Requirement
Can you transcribe every record below exactly as it appears?
=== Dataset extract ===
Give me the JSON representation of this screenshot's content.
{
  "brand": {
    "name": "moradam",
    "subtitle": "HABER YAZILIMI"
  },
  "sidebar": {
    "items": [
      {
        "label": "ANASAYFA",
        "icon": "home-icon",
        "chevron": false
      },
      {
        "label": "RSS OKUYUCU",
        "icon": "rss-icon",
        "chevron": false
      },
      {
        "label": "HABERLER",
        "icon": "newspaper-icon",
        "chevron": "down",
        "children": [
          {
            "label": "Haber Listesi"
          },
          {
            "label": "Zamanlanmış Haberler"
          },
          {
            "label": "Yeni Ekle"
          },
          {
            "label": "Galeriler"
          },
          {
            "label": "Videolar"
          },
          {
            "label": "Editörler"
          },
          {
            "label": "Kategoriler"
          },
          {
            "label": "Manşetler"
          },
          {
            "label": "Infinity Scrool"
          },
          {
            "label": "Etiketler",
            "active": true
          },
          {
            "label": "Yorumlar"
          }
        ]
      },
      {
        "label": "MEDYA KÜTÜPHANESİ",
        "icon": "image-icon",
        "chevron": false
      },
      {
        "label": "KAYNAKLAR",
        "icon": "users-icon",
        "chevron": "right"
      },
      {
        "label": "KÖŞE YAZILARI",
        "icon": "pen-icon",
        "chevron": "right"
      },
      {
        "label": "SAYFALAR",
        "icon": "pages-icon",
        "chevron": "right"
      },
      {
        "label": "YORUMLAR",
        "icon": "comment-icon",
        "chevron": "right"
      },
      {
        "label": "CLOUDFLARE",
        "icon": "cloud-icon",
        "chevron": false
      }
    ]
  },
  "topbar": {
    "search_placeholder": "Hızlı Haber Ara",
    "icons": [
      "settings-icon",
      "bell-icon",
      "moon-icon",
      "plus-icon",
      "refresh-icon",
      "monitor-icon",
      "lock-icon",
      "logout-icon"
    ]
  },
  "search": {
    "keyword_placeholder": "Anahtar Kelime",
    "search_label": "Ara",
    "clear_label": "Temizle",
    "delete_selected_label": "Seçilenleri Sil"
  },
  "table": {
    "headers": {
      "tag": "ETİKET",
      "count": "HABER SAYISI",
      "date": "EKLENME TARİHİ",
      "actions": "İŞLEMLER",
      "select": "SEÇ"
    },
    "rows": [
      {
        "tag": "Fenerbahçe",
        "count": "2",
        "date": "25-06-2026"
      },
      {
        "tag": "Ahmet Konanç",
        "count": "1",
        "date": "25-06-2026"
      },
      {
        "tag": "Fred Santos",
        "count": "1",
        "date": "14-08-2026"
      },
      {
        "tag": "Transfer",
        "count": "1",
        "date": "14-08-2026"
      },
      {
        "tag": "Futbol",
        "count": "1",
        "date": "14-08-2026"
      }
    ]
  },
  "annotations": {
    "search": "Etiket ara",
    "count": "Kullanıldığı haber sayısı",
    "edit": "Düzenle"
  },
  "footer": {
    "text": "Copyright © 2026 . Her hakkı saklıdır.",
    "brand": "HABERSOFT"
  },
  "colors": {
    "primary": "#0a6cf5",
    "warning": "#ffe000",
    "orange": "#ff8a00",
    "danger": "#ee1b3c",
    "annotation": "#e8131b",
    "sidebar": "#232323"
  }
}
===
Final answer
Give me the JSON representation of this screenshot's content.
{
  "brand": {
    "name": "moradam",
    "subtitle": "HABER YAZILIMI"
  },
  "sidebar": {
    "items": [
      {
        "label": "ANASAYFA",
        "icon": "home-icon",
        "chevron": false
      },
      {
        "label": "RSS OKUYUCU",
        "icon": "rss-icon",
        "chevron": false
      },
      {
        "label": "HABERLER",
        "icon": "newspaper-icon",
        "chevron": "down",
        "children": [
          {
            "label": "Haber Listesi"
          },
          {
            "label": "Zamanlanmış Haberler"
          },
          {
            "label": "Yeni Ekle"
          },
          {
            "label": "Galeriler"
          },
          {
            "label": "Videolar"
          },
          {
            "label": "Editörler"
          },
          {
            "label": "Kategoriler"
          },
          {
            "label": "Manşetler"
          },
          {
            "label": "Infinity Scrool"
          },
          {
            "label": "Etiketler",
            "active": true
          },
          {
            "label": "Yorumlar"
          }
        ]
      },
      {
        "label": "MEDYA KÜTÜPHANESİ",
        "icon": "image-icon",
        "chevron": false
      },
      {
        "label": "KAYNAKLAR",
        "icon": "users-icon",
        "chevron": "right"
      },
      {
        "label": "KÖŞE YAZILARI",
        "icon": "pen-icon",
        "chevron": "right"
      },
      {
        "label": "SAYFALAR",
        "icon": "pages-icon",
        "chevron": "right"
      },
      {
        "label": "YORUMLAR",
        "icon": "comment-icon",
        "chevron": "right"
      },
      {
        "label": "CLOUDFLARE",
        "icon": "cloud-icon",
        "chevron": false
      }
    ]
  },
  "topbar": {
    "search_placeholder": "Hızlı Haber Ara",
    "icons": [
      "settings-icon",
      "bell-icon",
      "moon-icon",
      "plus-icon",
      "refresh-icon",
      "monitor-icon",
      "lock-icon",
      "logout-icon"
    ]
  },
  "search": {
    "keyword_placeholder": "Anahtar Kelime",
    "search_label": "Ara",
    "clear_label": "Temizle",
    "delete_selected_label": "Seçilenleri Sil"
  },
  "table": {
    "headers": {
      "tag": "ETİKET",
      "count": "HABER SAYISI",
      "date": "EKLENME TARİHİ",
      "actions": "İŞLEMLER",
      "select": "SEÇ"
    },
    "rows": [
      {
        "tag": "Fenerbahçe",
        "count": "2",
        "date": "25-06-2026"
      },
      {
        "tag": "Ahmet Konanç",
        "count": "1",
        "date": "25-06-2026"
      },
      {
        "tag": "Fred Santos",
        "count": "1",
        "date": "14-08-2026"
      },
      {
        "tag": "Transfer",
        "count": "1",
        "date": "14-08-2026"
      },
      {
        "tag": "Futbol",
        "count": "1",
        "date": "14-08-2026"
      }
    ]
  },
  "annotations": {
    "search": "Etiket ara",
    "count": "Kullanıldığı haber sayısı",
    "edit": "Düzenle"
  },
  "footer": {
    "text": "Copyright © 2026 . Her hakkı saklıdır.",
    "brand": "HABERSOFT"
  },
  "colors": {
    "primary": "#0a6cf5",
    "warning": "#ffe000",
    "orange": "#ff8a00",
    "danger": "#ee1b3c",
    "annotation": "#e8131b",
    "sidebar": "#232323"
  }
}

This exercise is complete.